| The task |
For each line of the listing below that contains the string "Allow", copy the line.

| Data extracts |

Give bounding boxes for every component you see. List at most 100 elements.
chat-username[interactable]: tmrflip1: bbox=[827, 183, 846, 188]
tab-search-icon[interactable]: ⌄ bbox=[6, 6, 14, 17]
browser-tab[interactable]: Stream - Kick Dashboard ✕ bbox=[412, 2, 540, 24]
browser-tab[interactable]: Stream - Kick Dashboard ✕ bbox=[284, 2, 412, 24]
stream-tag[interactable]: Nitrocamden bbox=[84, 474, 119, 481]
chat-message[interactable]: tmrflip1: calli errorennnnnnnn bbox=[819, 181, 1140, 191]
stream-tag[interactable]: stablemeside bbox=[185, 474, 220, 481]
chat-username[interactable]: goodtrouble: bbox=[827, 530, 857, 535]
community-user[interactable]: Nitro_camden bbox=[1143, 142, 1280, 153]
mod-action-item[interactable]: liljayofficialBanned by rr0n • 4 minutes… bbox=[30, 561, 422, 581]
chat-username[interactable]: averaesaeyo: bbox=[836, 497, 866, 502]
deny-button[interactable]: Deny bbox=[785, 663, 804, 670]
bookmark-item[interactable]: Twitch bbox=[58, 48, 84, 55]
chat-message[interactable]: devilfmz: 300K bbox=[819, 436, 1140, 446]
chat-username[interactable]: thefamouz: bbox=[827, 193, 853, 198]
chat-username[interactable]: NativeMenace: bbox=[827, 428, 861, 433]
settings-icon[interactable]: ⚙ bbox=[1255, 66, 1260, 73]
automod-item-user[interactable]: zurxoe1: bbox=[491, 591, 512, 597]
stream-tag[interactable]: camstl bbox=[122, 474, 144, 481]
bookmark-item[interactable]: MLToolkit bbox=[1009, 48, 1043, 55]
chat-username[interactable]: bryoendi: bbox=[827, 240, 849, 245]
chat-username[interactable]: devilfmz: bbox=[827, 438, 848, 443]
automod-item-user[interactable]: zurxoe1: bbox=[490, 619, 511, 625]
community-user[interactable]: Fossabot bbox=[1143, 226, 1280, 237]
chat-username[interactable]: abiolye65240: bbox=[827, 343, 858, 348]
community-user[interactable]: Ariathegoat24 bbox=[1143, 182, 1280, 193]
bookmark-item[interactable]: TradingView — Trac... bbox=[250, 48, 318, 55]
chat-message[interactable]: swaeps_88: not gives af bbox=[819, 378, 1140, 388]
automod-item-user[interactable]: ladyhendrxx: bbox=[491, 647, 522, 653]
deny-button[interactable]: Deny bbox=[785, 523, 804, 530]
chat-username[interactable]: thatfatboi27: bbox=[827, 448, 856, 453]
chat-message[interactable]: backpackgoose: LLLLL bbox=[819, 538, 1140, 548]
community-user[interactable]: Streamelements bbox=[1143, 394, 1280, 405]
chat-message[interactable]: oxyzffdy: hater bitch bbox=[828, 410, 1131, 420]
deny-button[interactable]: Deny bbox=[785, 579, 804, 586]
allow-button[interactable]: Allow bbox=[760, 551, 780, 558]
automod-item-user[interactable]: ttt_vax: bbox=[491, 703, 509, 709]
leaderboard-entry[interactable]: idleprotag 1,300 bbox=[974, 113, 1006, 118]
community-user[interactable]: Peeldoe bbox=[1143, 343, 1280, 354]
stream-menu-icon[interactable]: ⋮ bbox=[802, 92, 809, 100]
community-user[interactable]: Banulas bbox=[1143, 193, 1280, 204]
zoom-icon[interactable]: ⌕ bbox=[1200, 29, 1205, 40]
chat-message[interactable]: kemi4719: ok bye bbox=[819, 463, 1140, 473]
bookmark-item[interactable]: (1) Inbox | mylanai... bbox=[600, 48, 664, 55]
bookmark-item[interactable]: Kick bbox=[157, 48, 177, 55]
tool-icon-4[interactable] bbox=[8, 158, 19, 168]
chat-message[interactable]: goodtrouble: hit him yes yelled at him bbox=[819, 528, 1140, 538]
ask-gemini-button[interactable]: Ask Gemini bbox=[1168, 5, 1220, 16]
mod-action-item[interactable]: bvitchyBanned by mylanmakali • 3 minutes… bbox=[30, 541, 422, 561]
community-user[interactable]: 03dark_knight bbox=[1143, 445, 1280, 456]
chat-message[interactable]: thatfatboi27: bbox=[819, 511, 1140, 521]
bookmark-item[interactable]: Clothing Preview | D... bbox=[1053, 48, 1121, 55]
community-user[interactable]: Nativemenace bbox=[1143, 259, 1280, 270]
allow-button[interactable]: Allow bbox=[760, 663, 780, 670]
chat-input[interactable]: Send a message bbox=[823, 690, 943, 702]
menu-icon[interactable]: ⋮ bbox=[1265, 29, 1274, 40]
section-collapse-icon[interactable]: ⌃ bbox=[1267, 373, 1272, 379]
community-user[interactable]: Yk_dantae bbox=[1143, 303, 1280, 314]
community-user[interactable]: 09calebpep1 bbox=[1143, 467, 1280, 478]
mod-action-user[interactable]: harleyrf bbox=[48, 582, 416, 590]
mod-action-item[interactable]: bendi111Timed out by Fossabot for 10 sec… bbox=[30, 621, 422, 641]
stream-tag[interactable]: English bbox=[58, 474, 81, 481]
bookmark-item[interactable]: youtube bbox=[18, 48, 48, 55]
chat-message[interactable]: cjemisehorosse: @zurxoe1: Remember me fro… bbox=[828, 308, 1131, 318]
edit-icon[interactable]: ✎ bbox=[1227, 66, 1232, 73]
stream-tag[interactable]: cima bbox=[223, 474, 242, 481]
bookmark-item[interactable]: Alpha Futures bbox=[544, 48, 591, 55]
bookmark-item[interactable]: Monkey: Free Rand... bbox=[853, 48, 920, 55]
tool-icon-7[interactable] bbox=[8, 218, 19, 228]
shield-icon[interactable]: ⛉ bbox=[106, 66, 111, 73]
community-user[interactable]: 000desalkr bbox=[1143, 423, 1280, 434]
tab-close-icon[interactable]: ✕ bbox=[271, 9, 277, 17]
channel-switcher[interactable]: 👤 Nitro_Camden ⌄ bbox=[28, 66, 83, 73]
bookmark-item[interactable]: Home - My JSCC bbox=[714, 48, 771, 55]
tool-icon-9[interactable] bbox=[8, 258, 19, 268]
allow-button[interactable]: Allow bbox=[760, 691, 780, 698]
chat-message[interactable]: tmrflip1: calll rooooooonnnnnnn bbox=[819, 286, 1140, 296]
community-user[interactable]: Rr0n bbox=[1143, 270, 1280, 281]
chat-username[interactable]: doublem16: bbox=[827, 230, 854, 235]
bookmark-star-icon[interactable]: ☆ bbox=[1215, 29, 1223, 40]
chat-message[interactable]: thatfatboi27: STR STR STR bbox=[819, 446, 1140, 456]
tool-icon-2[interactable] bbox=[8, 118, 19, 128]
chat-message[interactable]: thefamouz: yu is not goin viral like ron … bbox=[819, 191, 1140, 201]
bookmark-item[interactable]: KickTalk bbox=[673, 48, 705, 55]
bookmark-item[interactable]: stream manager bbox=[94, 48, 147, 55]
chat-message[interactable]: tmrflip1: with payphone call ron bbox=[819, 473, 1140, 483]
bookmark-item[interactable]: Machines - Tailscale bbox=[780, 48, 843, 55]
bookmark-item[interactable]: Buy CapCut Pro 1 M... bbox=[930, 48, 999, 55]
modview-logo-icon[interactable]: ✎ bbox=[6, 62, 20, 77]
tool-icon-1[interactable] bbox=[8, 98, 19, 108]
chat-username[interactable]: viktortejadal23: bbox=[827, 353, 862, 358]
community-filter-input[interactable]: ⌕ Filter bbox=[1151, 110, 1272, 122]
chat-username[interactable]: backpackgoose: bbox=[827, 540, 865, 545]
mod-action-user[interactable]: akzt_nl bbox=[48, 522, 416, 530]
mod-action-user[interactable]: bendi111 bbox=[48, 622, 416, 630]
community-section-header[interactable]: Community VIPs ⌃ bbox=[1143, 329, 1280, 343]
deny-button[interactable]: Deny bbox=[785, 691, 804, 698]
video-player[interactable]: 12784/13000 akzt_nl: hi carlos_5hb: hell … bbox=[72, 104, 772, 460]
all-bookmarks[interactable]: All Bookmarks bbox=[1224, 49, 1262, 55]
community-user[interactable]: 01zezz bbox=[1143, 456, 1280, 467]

| Completed task |
allow-button[interactable]: Allow bbox=[760, 551, 780, 558]
allow-button[interactable]: Allow bbox=[760, 663, 780, 670]
allow-button[interactable]: Allow bbox=[760, 691, 780, 698]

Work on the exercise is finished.